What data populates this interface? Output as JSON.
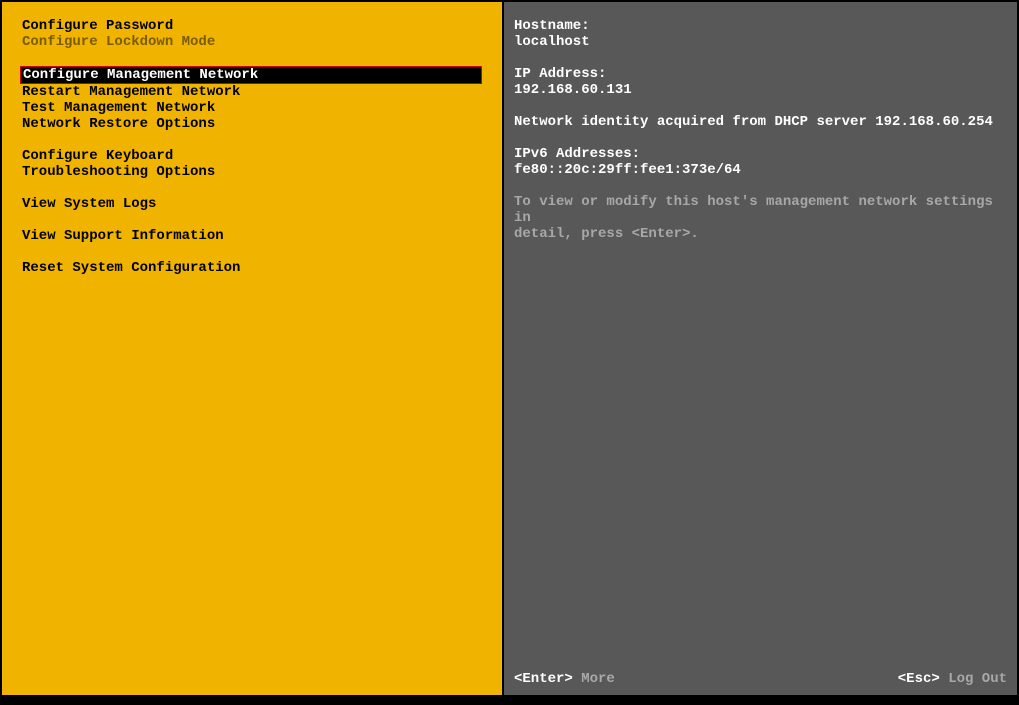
{
  "menu": {
    "configure_password": "Configure Password",
    "configure_lockdown_mode": "Configure Lockdown Mode",
    "configure_management_network": "Configure Management Network",
    "restart_management_network": "Restart Management Network",
    "test_management_network": "Test Management Network",
    "network_restore_options": "Network Restore Options",
    "configure_keyboard": "Configure Keyboard",
    "troubleshooting_options": "Troubleshooting Options",
    "view_system_logs": "View System Logs",
    "view_support_information": "View Support Information",
    "reset_system_configuration": "Reset System Configuration"
  },
  "details": {
    "hostname_label": "Hostname:",
    "hostname_value": "localhost",
    "ip_label": "IP Address:",
    "ip_value": "192.168.60.131",
    "dhcp_line": "Network identity acquired from DHCP server 192.168.60.254",
    "ipv6_label": "IPv6 Addresses:",
    "ipv6_value": "fe80::20c:29ff:fee1:373e/64",
    "note_line1": "To view or modify this host's management network settings in",
    "note_line2": "detail, press <Enter>."
  },
  "footer": {
    "enter_key": "<Enter>",
    "enter_label": "More",
    "esc_key": "<Esc>",
    "esc_label": "Log Out"
  }
}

★ ★ ★ ★ ★

YOUR GOAL:
Extract every line of the data exactly; pictures stay out.

OUTPUT OF THE EXERCISE:
What data populates this interface? Output as JSON.
{
  "menu": {
    "configure_password": "Configure Password",
    "configure_lockdown_mode": "Configure Lockdown Mode",
    "configure_management_network": "Configure Management Network",
    "restart_management_network": "Restart Management Network",
    "test_management_network": "Test Management Network",
    "network_restore_options": "Network Restore Options",
    "configure_keyboard": "Configure Keyboard",
    "troubleshooting_options": "Troubleshooting Options",
    "view_system_logs": "View System Logs",
    "view_support_information": "View Support Information",
    "reset_system_configuration": "Reset System Configuration"
  },
  "details": {
    "hostname_label": "Hostname:",
    "hostname_value": "localhost",
    "ip_label": "IP Address:",
    "ip_value": "192.168.60.131",
    "dhcp_line": "Network identity acquired from DHCP server 192.168.60.254",
    "ipv6_label": "IPv6 Addresses:",
    "ipv6_value": "fe80::20c:29ff:fee1:373e/64",
    "note_line1": "To view or modify this host's management network settings in",
    "note_line2": "detail, press <Enter>."
  },
  "footer": {
    "enter_key": "<Enter>",
    "enter_label": "More",
    "esc_key": "<Esc>",
    "esc_label": "Log Out"
  }
}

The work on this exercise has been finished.